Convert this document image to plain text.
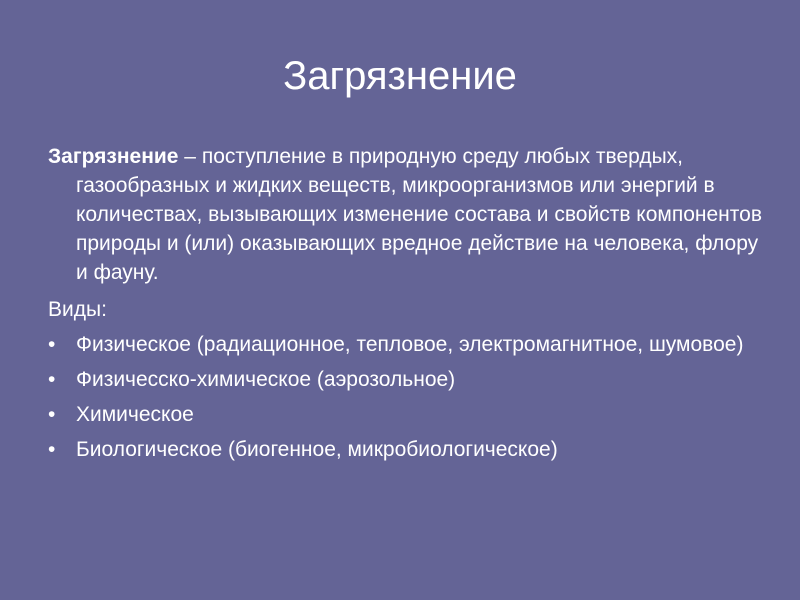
Загрязнение

Загрязнение – поступление в природную среду любых твердых, газообразных и жидких веществ, микроорганизмов или энергий в количествах, вызывающих изменение состава и свойств компонентов природы и (или) оказывающих вредное действие на человека, флору и фауну.

Виды:

• Физическое (радиационное, тепловое, электромагнитное, шумовое)
• Физичесско-химическое (аэрозольное)
• Химическое
• Биологическое (биогенное, микробиологическое)
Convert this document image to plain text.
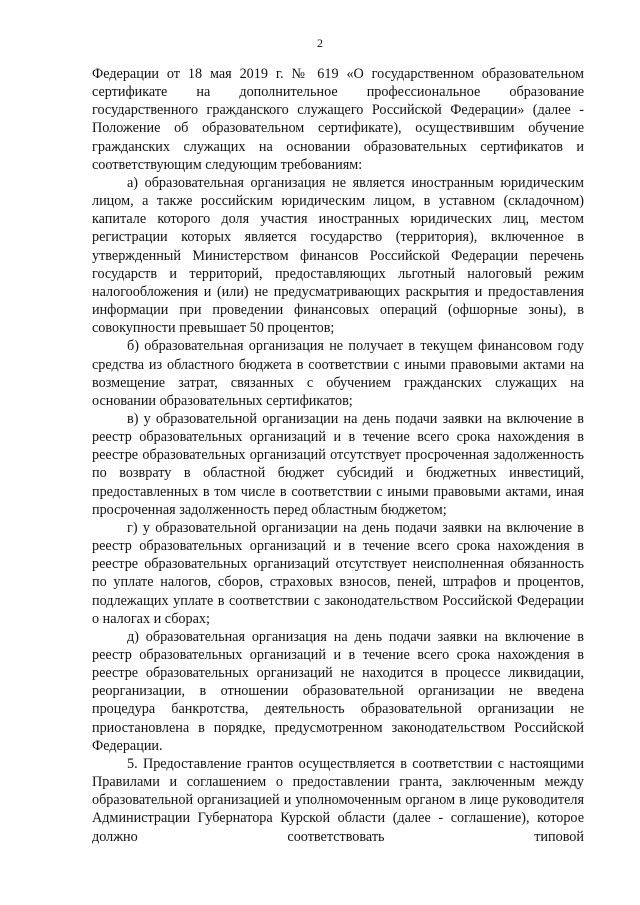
2

Федерации от 18 мая 2019 г. № 619 «О государственном образовательном сертификате на дополнительное профессиональное образование государственного гражданского служащего Российской Федерации» (далее - Положение об образовательном сертификате), осуществившим обучение гражданских служащих на основании образовательных сертификатов и соответствующим следующим требованиям:

а) образовательная организация не является иностранным юридическим лицом, а также российским юридическим лицом, в уставном (складочном) капитале которого доля участия иностранных юридических лиц, местом регистрации которых является государство (территория), включенное в утвержденный Министерством финансов Российской Федерации перечень государств и территорий, предоставляющих льготный налоговый режим налогообложения и (или) не предусматривающих раскрытия и предоставления информации при проведении финансовых операций (офшорные зоны), в совокупности превышает 50 процентов;

б) образовательная организация не получает в текущем финансовом году средства из областного бюджета в соответствии с иными правовыми актами на возмещение затрат, связанных с обучением гражданских служащих на основании образовательных сертификатов;

в) у образовательной организации на день подачи заявки на включение в реестр образовательных организаций и в течение всего срока нахождения в реестре образовательных организаций отсутствует просроченная задолженность по возврату в областной бюджет субсидий и бюджетных инвестиций, предоставленных в том числе в соответствии с иными правовыми актами, иная просроченная задолженность перед областным бюджетом;

г) у образовательной организации на день подачи заявки на включение в реестр образовательных организаций и в течение всего срока нахождения в реестре образовательных организаций отсутствует неисполненная обязанность по уплате налогов, сборов, страховых взносов, пеней, штрафов и процентов, подлежащих уплате в соответствии с законодательством Российской Федерации о налогах и сборах;

д) образовательная организация на день подачи заявки на включение в реестр образовательных организаций и в течение всего срока нахождения в реестре образовательных организаций не находится в процессе ликвидации, реорганизации, в отношении образовательной организации не введена процедура банкротства, деятельность образовательной организации не приостановлена в порядке, предусмотренном законодательством Российской Федерации.

5. Предоставление грантов осуществляется в соответствии с настоящими Правилами и соглашением о предоставлении гранта, заключенным между образовательной организацией и уполномоченным органом в лице руководителя Администрации Губернатора Курской области (далее - соглашение), которое должно соответствовать типовой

Requirements
Working from the lines above, reproduce the material exactly and exclude its pictures.

Reply
Convert this document image to plain text.
Загрязнение

Загрязнение – поступление в природную среду любых твердых, газообразных и жидких веществ, микроорганизмов или энергий в количествах, вызывающих изменение состава и свойств компонентов природы и (или) оказывающих вредное действие на человека, флору и фауну.

Виды:

• Физическое (радиационное, тепловое, электромагнитное, шумовое)
• Физичесско-химическое (аэрозольное)
• Химическое
• Биологическое (биогенное, микробиологическое)
Convert this document image to plain text.
2

Федерации от 18 мая 2019 г. № 619 «О государственном образовательном сертификате на дополнительное профессиональное образование государственного гражданского служащего Российской Федерации» (далее - Положение об образовательном сертификате), осуществившим обучение гражданских служащих на основании образовательных сертификатов и соответствующим следующим требованиям:

а) образовательная организация не является иностранным юридическим лицом, а также российским юридическим лицом, в уставном (складочном) капитале которого доля участия иностранных юридических лиц, местом регистрации которых является государство (территория), включенное в утвержденный Министерством финансов Российской Федерации перечень государств и территорий, предоставляющих льготный налоговый режим налогообложения и (или) не предусматривающих раскрытия и предоставления информации при проведении финансовых операций (офшорные зоны), в совокупности превышает 50 процентов;

б) образовательная организация не получает в текущем финансовом году средства из областного бюджета в соответствии с иными правовыми актами на возмещение затрат, связанных с обучением гражданских служащих на основании образовательных сертификатов;

в) у образовательной организации на день подачи заявки на включение в реестр образовательных организаций и в течение всего срока нахождения в реестре образовательных организаций отсутствует просроченная задолженность по возврату в областной бюджет субсидий и бюджетных инвестиций, предоставленных в том числе в соответствии с иными правовыми актами, иная просроченная задолженность перед областным бюджетом;

г) у образовательной организации на день подачи заявки на включение в реестр образовательных организаций и в течение всего срока нахождения в реестре образовательных организаций отсутствует неисполненная обязанность по уплате налогов, сборов, страховых взносов, пеней, штрафов и процентов, подлежащих уплате в соответствии с законодательством Российской Федерации о налогах и сборах;

д) образовательная организация на день подачи заявки на включение в реестр образовательных организаций и в течение всего срока нахождения в реестре образовательных организаций не находится в процессе ликвидации, реорганизации, в отношении образовательной организации не введена процедура банкротства, деятельность образовательной организации не приостановлена в порядке, предусмотренном законодательством Российской Федерации.

5. Предоставление грантов осуществляется в соответствии с настоящими Правилами и соглашением о предоставлении гранта, заключенным между образовательной организацией и уполномоченным органом в лице руководителя Администрации Губернатора Курской области (далее - соглашение), которое должно соответствовать типовой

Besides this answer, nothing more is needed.